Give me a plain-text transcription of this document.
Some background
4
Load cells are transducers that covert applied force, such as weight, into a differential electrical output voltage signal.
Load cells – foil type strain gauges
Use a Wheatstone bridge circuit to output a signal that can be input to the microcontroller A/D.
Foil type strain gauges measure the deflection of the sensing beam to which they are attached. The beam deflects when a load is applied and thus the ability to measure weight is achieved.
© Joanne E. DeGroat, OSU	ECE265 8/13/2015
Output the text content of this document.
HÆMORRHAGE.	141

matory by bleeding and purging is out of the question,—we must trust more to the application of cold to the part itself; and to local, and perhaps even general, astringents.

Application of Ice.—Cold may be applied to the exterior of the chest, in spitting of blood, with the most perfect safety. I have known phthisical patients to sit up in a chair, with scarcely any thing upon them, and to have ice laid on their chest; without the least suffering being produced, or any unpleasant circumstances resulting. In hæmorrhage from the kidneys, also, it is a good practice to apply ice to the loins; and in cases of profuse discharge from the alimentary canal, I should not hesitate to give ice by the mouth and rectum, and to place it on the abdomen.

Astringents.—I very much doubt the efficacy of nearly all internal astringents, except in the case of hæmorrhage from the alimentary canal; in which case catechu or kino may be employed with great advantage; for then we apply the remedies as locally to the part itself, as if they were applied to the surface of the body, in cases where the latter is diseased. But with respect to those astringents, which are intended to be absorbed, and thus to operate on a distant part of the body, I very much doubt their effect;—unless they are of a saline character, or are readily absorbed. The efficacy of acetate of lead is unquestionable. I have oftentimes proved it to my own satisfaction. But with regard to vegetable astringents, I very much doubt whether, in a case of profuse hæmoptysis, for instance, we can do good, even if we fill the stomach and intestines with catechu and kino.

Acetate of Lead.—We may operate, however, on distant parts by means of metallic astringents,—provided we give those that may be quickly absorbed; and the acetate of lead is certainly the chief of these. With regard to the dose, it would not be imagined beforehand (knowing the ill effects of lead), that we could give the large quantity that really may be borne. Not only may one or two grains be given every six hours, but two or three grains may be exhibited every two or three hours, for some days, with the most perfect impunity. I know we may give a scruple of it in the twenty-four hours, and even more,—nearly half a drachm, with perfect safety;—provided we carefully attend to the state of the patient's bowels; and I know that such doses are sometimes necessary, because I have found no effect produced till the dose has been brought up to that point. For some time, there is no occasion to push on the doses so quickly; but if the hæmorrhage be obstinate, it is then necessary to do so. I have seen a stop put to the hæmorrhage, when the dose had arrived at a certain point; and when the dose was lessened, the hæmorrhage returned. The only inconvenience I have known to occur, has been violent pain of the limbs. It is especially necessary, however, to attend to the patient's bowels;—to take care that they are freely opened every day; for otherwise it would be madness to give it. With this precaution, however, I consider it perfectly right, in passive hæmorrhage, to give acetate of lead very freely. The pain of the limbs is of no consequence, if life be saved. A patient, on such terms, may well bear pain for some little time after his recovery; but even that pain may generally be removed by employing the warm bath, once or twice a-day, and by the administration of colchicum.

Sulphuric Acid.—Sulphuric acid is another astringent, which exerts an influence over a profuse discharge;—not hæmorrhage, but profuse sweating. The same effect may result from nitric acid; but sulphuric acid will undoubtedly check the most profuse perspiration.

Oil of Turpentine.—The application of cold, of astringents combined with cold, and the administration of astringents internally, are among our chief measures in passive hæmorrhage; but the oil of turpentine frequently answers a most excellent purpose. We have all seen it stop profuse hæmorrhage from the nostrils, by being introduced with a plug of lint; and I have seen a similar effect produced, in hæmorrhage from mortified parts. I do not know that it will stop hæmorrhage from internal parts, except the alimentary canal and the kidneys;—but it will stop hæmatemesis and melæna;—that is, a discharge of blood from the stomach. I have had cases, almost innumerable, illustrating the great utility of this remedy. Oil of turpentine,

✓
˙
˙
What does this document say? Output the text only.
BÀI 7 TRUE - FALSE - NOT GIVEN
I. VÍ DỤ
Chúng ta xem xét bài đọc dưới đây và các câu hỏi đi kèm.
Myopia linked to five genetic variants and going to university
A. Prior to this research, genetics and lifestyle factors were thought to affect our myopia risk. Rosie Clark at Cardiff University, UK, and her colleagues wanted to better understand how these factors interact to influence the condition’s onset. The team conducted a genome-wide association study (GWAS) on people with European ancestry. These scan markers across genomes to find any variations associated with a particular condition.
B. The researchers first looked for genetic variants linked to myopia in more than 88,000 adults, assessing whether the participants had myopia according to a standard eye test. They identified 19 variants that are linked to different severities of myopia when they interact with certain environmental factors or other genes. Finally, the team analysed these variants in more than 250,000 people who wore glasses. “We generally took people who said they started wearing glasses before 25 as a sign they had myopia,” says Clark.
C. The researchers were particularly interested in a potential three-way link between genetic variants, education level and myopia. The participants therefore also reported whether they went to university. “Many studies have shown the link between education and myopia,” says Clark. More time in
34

..............................

- **DIRECTIONS**
The complete listing is to be repeated word for word.

- **ANSWER SECTION**
Give me a plain-text transcription of this document.
Some background
4
Load cells are transducers that covert applied force, such as weight, into a differential electrical output voltage signal.
Load cells – foil type strain gauges
Use a Wheatstone bridge circuit to output a signal that can be input to the microcontroller A/D.
Foil type strain gauges measure the deflection of the sensing beam to which they are attached. The beam deflects when a load is applied and thus the ability to measure weight is achieved.
© Joanne E. DeGroat, OSU	ECE265 8/13/2015
Output the text content of this document.
HÆMORRHAGE.	141

matory by bleeding and purging is out of the question,—we must trust more to the application of cold to the part itself; and to local, and perhaps even general, astringents.

Application of Ice.—Cold may be applied to the exterior of the chest, in spitting of blood, with the most perfect safety. I have known phthisical patients to sit up in a chair, with scarcely any thing upon them, and to have ice laid on their chest; without the least suffering being produced, or any unpleasant circumstances resulting. In hæmorrhage from the kidneys, also, it is a good practice to apply ice to the loins; and in cases of profuse discharge from the alimentary canal, I should not hesitate to give ice by the mouth and rectum, and to place it on the abdomen.

Astringents.—I very much doubt the efficacy of nearly all internal astringents, except in the case of hæmorrhage from the alimentary canal; in which case catechu or kino may be employed with great advantage; for then we apply the remedies as locally to the part itself, as if they were applied to the surface of the body, in cases where the latter is diseased. But with respect to those astringents, which are intended to be absorbed, and thus to operate on a distant part of the body, I very much doubt their effect;—unless they are of a saline character, or are readily absorbed. The efficacy of acetate of lead is unquestionable. I have oftentimes proved it to my own satisfaction. But with regard to vegetable astringents, I very much doubt whether, in a case of profuse hæmoptysis, for instance, we can do good, even if we fill the stomach and intestines with catechu and kino.

Acetate of Lead.—We may operate, however, on distant parts by means of metallic astringents,—provided we give those that may be quickly absorbed; and the acetate of lead is certainly the chief of these. With regard to the dose, it would not be imagined beforehand (knowing the ill effects of lead), that we could give the large quantity that really may be borne. Not only may one or two grains be given every six hours, but two or three grains may be exhibited every two or three hours, for some days, with the most perfect impunity. I know we may give a scruple of it in the twenty-four hours, and even more,—nearly half a drachm, with perfect safety;—provided we carefully attend to the state of the patient's bowels; and I know that such doses are sometimes necessary, because I have found no effect produced till the dose has been brought up to that point. For some time, there is no occasion to push on the doses so quickly; but if the hæmorrhage be obstinate, it is then necessary to do so. I have seen a stop put to the hæmorrhage, when the dose had arrived at a certain point; and when the dose was lessened, the hæmorrhage returned. The only inconvenience I have known to occur, has been violent pain of the limbs. It is especially necessary, however, to attend to the patient's bowels;—to take care that they are freely opened every day; for otherwise it would be madness to give it. With this precaution, however, I consider it perfectly right, in passive hæmorrhage, to give acetate of lead very freely. The pain of the limbs is of no consequence, if life be saved. A patient, on such terms, may well bear pain for some little time after his recovery; but even that pain may generally be removed by employing the warm bath, once or twice a-day, and by the administration of colchicum.

Sulphuric Acid.—Sulphuric acid is another astringent, which exerts an influence over a profuse discharge;—not hæmorrhage, but profuse sweating. The same effect may result from nitric acid; but sulphuric acid will undoubtedly check the most profuse perspiration.

Oil of Turpentine.—The application of cold, of astringents combined with cold, and the administration of astringents internally, are among our chief measures in passive hæmorrhage; but the oil of turpentine frequently answers a most excellent purpose. We have all seen it stop profuse hæmorrhage from the nostrils, by being introduced with a plug of lint; and I have seen a similar effect produced, in hæmorrhage from mortified parts. I do not know that it will stop hæmorrhage from internal parts, except the alimentary canal and the kidneys;—but it will stop hæmatemesis and melæna;—that is, a discharge of blood from the stomach. I have had cases, almost innumerable, illustrating the great utility of this remedy. Oil of turpentine,

✓
˙
˙
What does this document say? Output the text only.
BÀI 7 TRUE - FALSE - NOT GIVEN
I. VÍ DỤ
Chúng ta xem xét bài đọc dưới đây và các câu hỏi đi kèm.
Myopia linked to five genetic variants and going to university
A. Prior to this research, genetics and lifestyle factors were thought to affect our myopia risk. Rosie Clark at Cardiff University, UK, and her colleagues wanted to better understand how these factors interact to influence the condition’s onset. The team conducted a genome-wide association study (GWAS) on people with European ancestry. These scan markers across genomes to find any variations associated with a particular condition.
B. The researchers first looked for genetic variants linked to myopia in more than 88,000 adults, assessing whether the participants had myopia according to a standard eye test. They identified 19 variants that are linked to different severities of myopia when they interact with certain environmental factors or other genes. Finally, the team analysed these variants in more than 250,000 people who wore glasses. “We generally took people who said they started wearing glasses before 25 as a sign they had myopia,” says Clark.
C. The researchers were particularly interested in a potential three-way link between genetic variants, education level and myopia. The participants therefore also reported whether they went to university. “Many studies have shown the link between education and myopia,” says Clark. More time in
34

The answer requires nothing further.